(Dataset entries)
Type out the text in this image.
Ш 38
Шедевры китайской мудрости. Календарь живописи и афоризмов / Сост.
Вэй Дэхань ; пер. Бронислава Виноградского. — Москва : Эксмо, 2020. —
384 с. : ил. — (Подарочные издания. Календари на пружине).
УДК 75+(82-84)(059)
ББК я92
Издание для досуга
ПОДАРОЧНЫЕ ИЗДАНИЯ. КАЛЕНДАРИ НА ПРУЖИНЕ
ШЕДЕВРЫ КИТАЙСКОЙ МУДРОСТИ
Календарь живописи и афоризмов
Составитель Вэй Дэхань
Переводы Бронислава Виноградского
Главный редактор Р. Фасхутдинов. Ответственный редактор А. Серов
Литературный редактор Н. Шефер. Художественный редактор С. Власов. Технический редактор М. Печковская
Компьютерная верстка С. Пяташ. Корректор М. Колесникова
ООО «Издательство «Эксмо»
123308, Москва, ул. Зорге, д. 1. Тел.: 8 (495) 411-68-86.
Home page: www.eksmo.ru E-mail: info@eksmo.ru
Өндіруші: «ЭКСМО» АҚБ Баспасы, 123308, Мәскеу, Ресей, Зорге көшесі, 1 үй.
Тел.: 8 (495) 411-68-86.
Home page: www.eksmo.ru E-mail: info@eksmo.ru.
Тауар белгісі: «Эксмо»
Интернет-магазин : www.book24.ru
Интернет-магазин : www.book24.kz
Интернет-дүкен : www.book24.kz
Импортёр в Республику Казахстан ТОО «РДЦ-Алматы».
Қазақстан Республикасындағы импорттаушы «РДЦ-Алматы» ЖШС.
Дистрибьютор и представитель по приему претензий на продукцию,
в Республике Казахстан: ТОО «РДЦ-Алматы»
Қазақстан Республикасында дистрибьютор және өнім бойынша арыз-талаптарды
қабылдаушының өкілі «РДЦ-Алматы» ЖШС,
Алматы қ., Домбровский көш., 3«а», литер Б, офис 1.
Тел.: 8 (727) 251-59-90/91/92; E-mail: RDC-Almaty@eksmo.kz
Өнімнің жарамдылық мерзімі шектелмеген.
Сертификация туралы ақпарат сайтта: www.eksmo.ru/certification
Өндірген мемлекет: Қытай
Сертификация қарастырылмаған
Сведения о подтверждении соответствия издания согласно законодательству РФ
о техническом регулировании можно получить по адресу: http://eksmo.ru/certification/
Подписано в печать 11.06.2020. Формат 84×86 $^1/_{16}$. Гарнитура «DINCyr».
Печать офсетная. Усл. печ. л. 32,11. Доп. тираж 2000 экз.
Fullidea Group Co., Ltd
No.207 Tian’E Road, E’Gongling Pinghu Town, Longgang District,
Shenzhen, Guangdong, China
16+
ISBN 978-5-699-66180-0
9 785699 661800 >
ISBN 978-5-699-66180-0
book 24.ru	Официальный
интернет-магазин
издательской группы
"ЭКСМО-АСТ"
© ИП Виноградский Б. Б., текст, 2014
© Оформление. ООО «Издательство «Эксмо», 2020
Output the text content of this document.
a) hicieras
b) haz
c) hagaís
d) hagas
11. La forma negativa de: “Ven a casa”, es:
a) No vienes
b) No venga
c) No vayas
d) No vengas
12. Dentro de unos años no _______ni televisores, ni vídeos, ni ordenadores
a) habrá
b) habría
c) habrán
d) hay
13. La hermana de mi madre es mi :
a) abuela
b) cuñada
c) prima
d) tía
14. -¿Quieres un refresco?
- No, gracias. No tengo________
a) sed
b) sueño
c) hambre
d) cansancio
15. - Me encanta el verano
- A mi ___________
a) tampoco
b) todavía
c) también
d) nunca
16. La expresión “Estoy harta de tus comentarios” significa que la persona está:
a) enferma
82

Work to be completed → From the listing above, find the number of lines with the word "Қазақстан" in them. Answer with the number only.

Exercise result → 2